Work to be completed →
Hunt for the word "likes" across the entries below, copying each line that holds it.

Supplied entries →
___
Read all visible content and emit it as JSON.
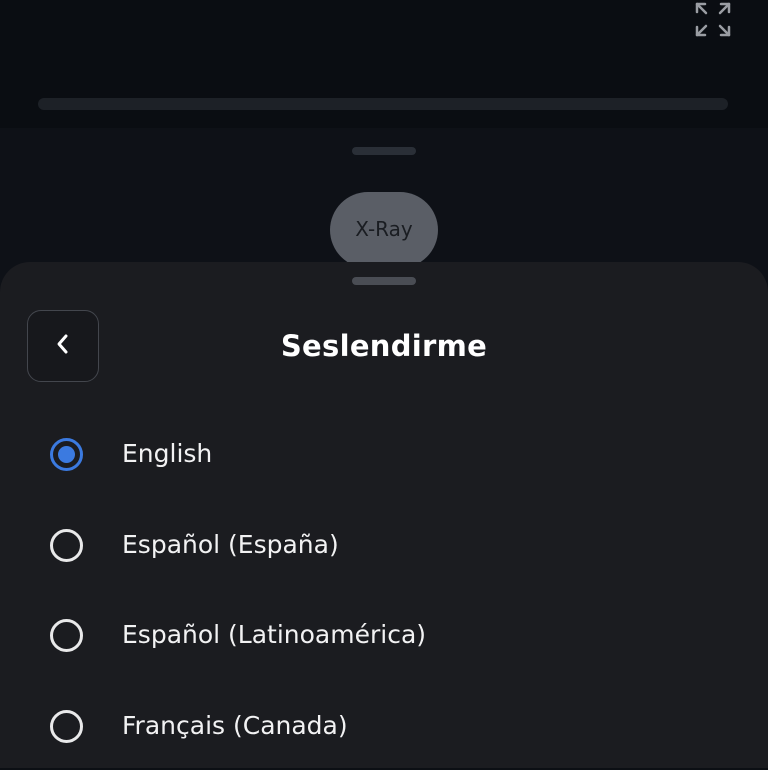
{
  "player": {
    "fullscreen_icon": "expand-icon",
    "xray_label": "X-Ray"
  },
  "sheet": {
    "title": "Seslendirme",
    "back_icon": "chevron-left-icon",
    "options": [
      {
        "label": "English",
        "selected": true
      },
      {
        "label": "Español (España)",
        "selected": false
      },
      {
        "label": "Español (Latinoamérica)",
        "selected": false
      },
      {
        "label": "Français (Canada)",
        "selected": false
      }
    ]
  },
  "colors": {
    "accent": "#3b7ae0",
    "sheet_bg": "#1b1c20",
    "page_bg": "#0c0f14"
  }
}
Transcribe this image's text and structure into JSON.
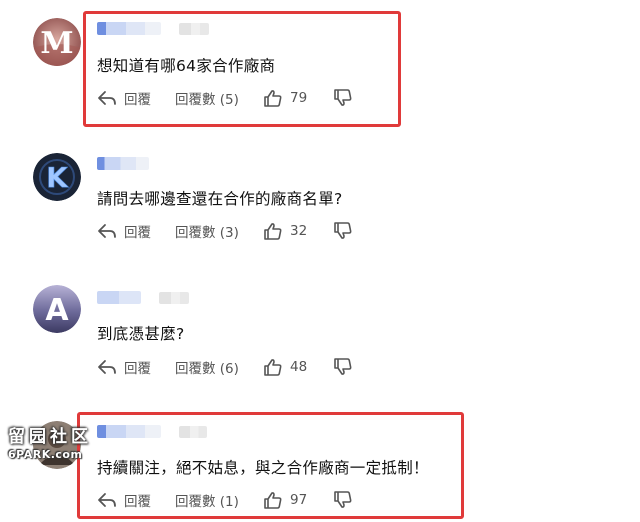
{
  "comments": [
    {
      "avatar_letter": "M",
      "text": "想知道有哪64家合作廠商",
      "reply_label": "回覆",
      "replies_label": "回覆數 (5)",
      "likes": "79"
    },
    {
      "avatar_letter": "K",
      "text": "請問去哪邊查還在合作的廠商名單?",
      "reply_label": "回覆",
      "replies_label": "回覆數 (3)",
      "likes": "32"
    },
    {
      "avatar_letter": "A",
      "text": "到底憑甚麼?",
      "reply_label": "回覆",
      "replies_label": "回覆數 (6)",
      "likes": "48"
    },
    {
      "avatar_letter": "",
      "text": "持續關注，絕不姑息，與之合作廠商一定抵制！",
      "reply_label": "回覆",
      "replies_label": "回覆數 (1)",
      "likes": "97"
    }
  ],
  "watermark": {
    "cn": "留园社区",
    "en": "6PARK.com"
  },
  "colors": {
    "highlight_frame": "#e03a3a",
    "action_text": "#555555",
    "username_blur": "#6f8fe0"
  },
  "icons": [
    "reply-arrow-icon",
    "reply-count-icon",
    "thumbs-up-icon",
    "thumbs-down-icon"
  ]
}
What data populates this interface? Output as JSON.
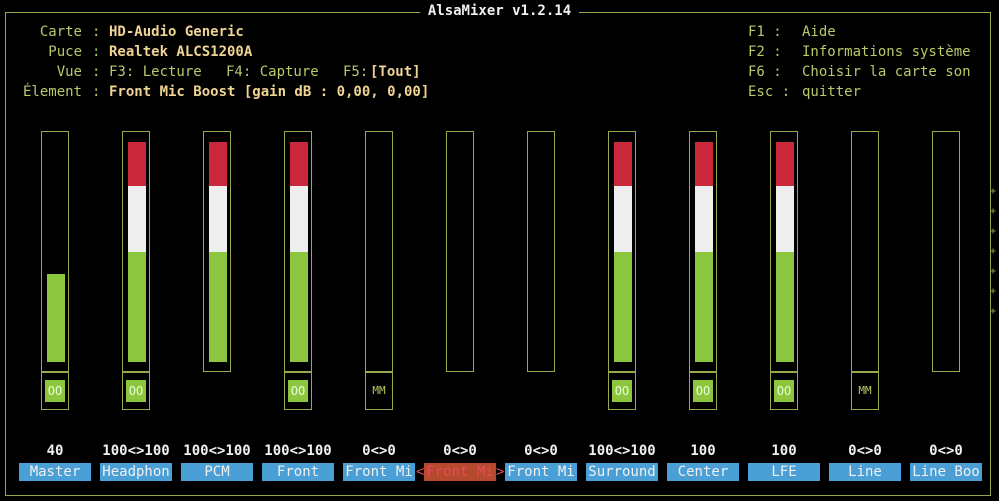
{
  "title": "AlsaMixer v1.2.14",
  "info": {
    "card_label": "Carte",
    "card_value": "HD-Audio Generic",
    "chip_label": "Puce",
    "chip_value": "Realtek ALCS1200A",
    "view_label": "Vue",
    "view_f3": "F3: Lecture",
    "view_f4": "F4: Capture",
    "view_f5": "F5:",
    "view_f5_value": "[Tout]",
    "element_label": "Élement",
    "element_value": "Front Mic Boost [gain dB : 0,00, 0,00]"
  },
  "keys": [
    {
      "key": "F1 :",
      "label": "Aide"
    },
    {
      "key": "F2 :",
      "label": "Informations système"
    },
    {
      "key": "F6 :",
      "label": "Choisir la carte son"
    },
    {
      "key": "Esc :",
      "label": "quitter"
    }
  ],
  "channels": [
    {
      "name": "Master",
      "value": "40",
      "level": 0.4,
      "switch": "OO",
      "type": "mono"
    },
    {
      "name": "Headphon",
      "value": "100<>100",
      "level": 1.0,
      "switch": "OO",
      "type": "full"
    },
    {
      "name": "PCM",
      "value": "100<>100",
      "level": 1.0,
      "switch": "",
      "type": "full"
    },
    {
      "name": "Front",
      "value": "100<>100",
      "level": 1.0,
      "switch": "OO",
      "type": "full"
    },
    {
      "name": "Front Mi",
      "value": "0<>0",
      "level": 0.0,
      "switch": "MM",
      "type": "empty"
    },
    {
      "name": "Front Mi",
      "value": "0<>0",
      "level": 0.0,
      "switch": "",
      "type": "empty",
      "selected": true
    },
    {
      "name": "Front Mi",
      "value": "0<>0",
      "level": 0.0,
      "switch": "",
      "type": "empty"
    },
    {
      "name": "Surround",
      "value": "100<>100",
      "level": 1.0,
      "switch": "OO",
      "type": "full"
    },
    {
      "name": "Center",
      "value": "100",
      "level": 1.0,
      "switch": "OO",
      "type": "full"
    },
    {
      "name": "LFE",
      "value": "100",
      "level": 1.0,
      "switch": "OO",
      "type": "full"
    },
    {
      "name": "Line",
      "value": "0<>0",
      "level": 0.0,
      "switch": "MM",
      "type": "empty"
    },
    {
      "name": "Line Boo",
      "value": "0<>0",
      "level": 0.0,
      "switch": "",
      "type": "empty"
    }
  ],
  "selection_arrows": {
    "left": "<",
    "right": ">"
  },
  "colors": {
    "background": "#000000",
    "frame": "#9aa84a",
    "label": "#b9c96a",
    "value": "#f0d493",
    "bar_red": "#c8283a",
    "bar_white": "#eeeeee",
    "bar_green": "#8cc63e",
    "name_bg": "#4a9fd6",
    "name_selected_bg": "#b54a2e",
    "selected_text": "#e84a55"
  }
}
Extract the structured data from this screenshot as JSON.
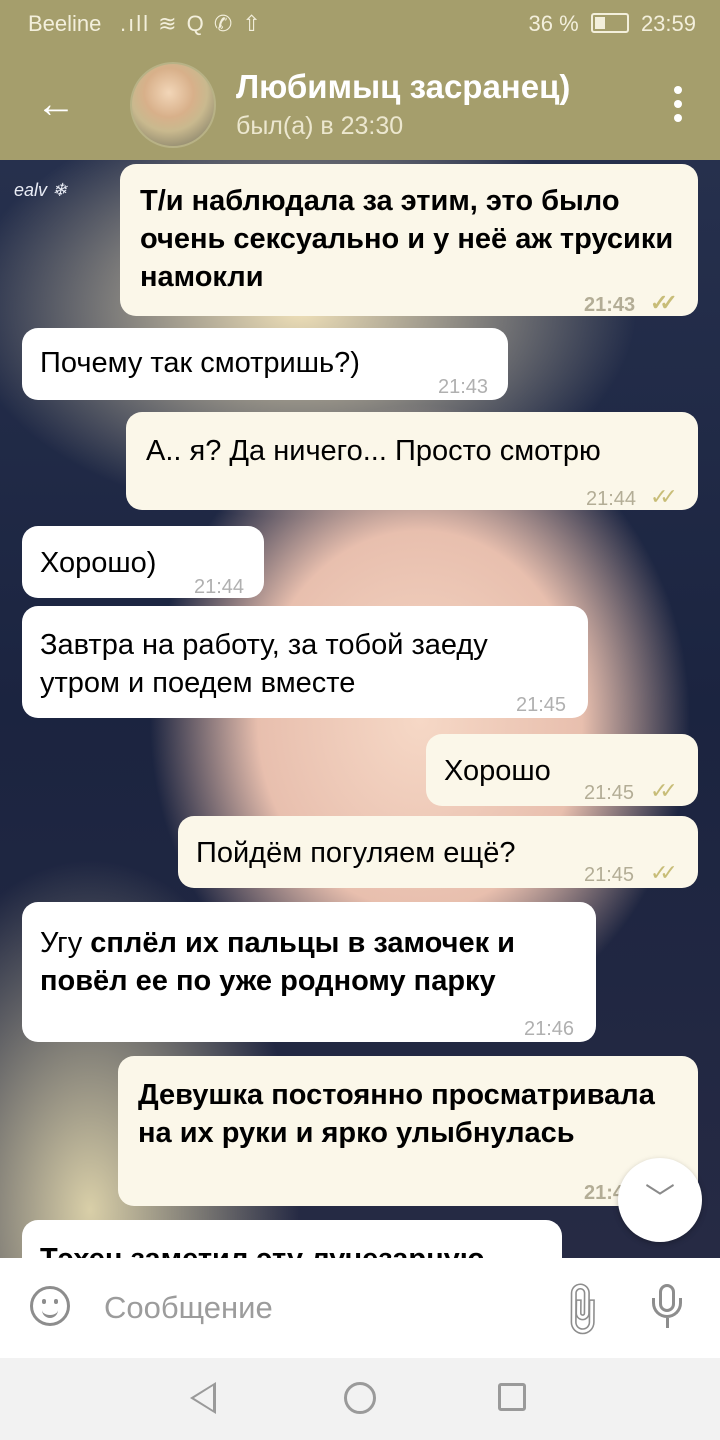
{
  "status_bar": {
    "carrier": "Beeline",
    "icons": ".ıll ≋ Q ✆ ⇧",
    "battery": "36 %",
    "time": "23:59"
  },
  "header": {
    "title": "Любимыц засранец)",
    "subtitle": "был(а) в 23:30"
  },
  "chat": {
    "watermark": "ealv ❄",
    "messages": [
      {
        "side": "out",
        "text": "Т/и наблюдала за этим, это было очень сексуально и у неё аж трусики намокли",
        "time": "21:43",
        "read": "✓✓"
      },
      {
        "side": "in",
        "text": "Почему так смотришь?)",
        "time": "21:43"
      },
      {
        "side": "out",
        "text": "А.. я? Да ничего... Просто смотрю",
        "time": "21:44",
        "read": "✓✓"
      },
      {
        "side": "in",
        "text": "Хорошо)",
        "time": "21:44"
      },
      {
        "side": "in",
        "text": "Завтра на работу, за тобой заеду утром и поедем вместе",
        "time": "21:45"
      },
      {
        "side": "out",
        "text": "Хорошо",
        "time": "21:45",
        "read": "✓✓"
      },
      {
        "side": "out",
        "text": "Пойдём погуляем ещё?",
        "time": "21:45",
        "read": "✓✓"
      },
      {
        "side": "in",
        "text_plain": "Угу",
        "text_bold": "сплёл их пальцы в замочек и повёл ее по уже родному парку",
        "time": "21:46"
      },
      {
        "side": "out",
        "text": "Девушка постоянно просматривала на их руки и ярко улыбнулась",
        "time": "21:4"
      },
      {
        "side": "in",
        "text": "Тэхен заметил эту лучезарную"
      }
    ]
  },
  "scroll_button_icon": "chevron-down-icon",
  "input_bar": {
    "placeholder": "Сообщение"
  },
  "colors": {
    "header": "#a59e6c",
    "outgoing_bubble": "#fbf7e9",
    "incoming_bubble": "#ffffff",
    "read_check": "#c8bd78"
  }
}
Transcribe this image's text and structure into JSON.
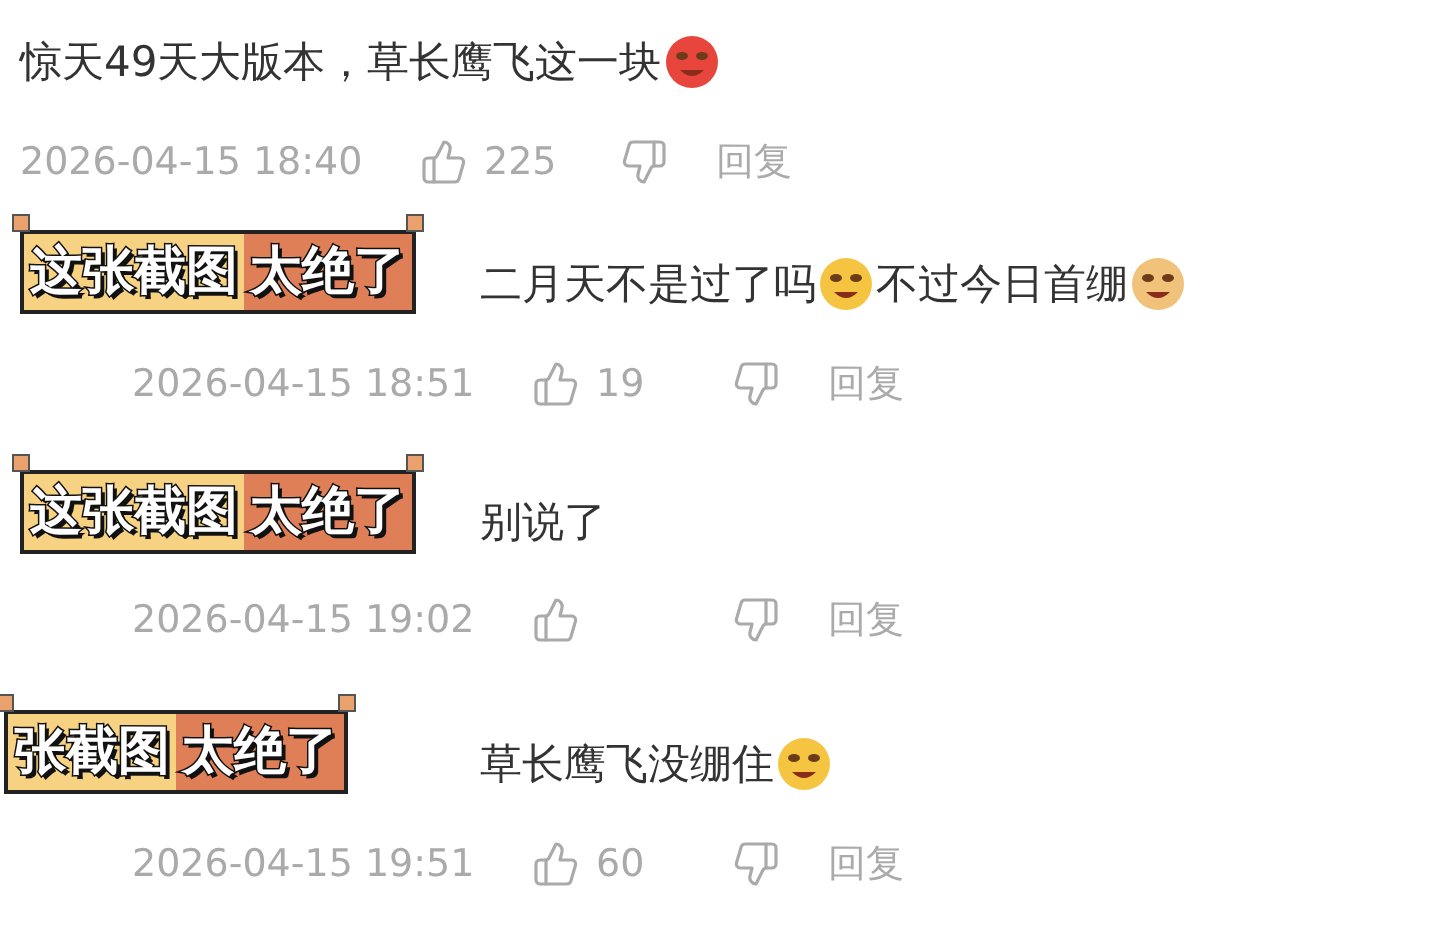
{
  "comments": [
    {
      "parts": [
        {
          "kind": "text",
          "text": "惊天49天大版本，草长鹰飞这一块"
        },
        {
          "kind": "emoji",
          "color": "#e8463c"
        }
      ],
      "time": "2026-04-15 18:40",
      "likes": "225",
      "reply": "回复",
      "reply_level": false
    },
    {
      "overlay": {
        "left": "这张截图",
        "right": "太绝了"
      },
      "parts": [
        {
          "kind": "text",
          "text": "二月天不是过了吗"
        },
        {
          "kind": "emoji",
          "color": "#f5c542"
        },
        {
          "kind": "text",
          "text": "不过今日首绷"
        },
        {
          "kind": "emoji",
          "color": "#f0c27a"
        }
      ],
      "time": "2026-04-15 18:51",
      "likes": "19",
      "reply": "回复",
      "reply_level": true
    },
    {
      "overlay": {
        "left": "这张截图",
        "right": "太绝了"
      },
      "parts": [
        {
          "kind": "text",
          "text": "别说了"
        }
      ],
      "time": "2026-04-15 19:02",
      "reply": "回复",
      "reply_level": true
    },
    {
      "overlay": {
        "left": "张截图",
        "right": "太绝了"
      },
      "parts": [
        {
          "kind": "text",
          "text": "草长鹰飞没绷住"
        },
        {
          "kind": "emoji",
          "color": "#f5c542"
        }
      ],
      "time": "2026-04-15 19:51",
      "likes": "60",
      "reply": "回复",
      "reply_level": true
    }
  ]
}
___
The output →
      "likes": "79"
      "likes": "32"
      "likes": "48"
      "likes": "97"
      "likes": "225",
      "likes": "19",
      "likes": "60",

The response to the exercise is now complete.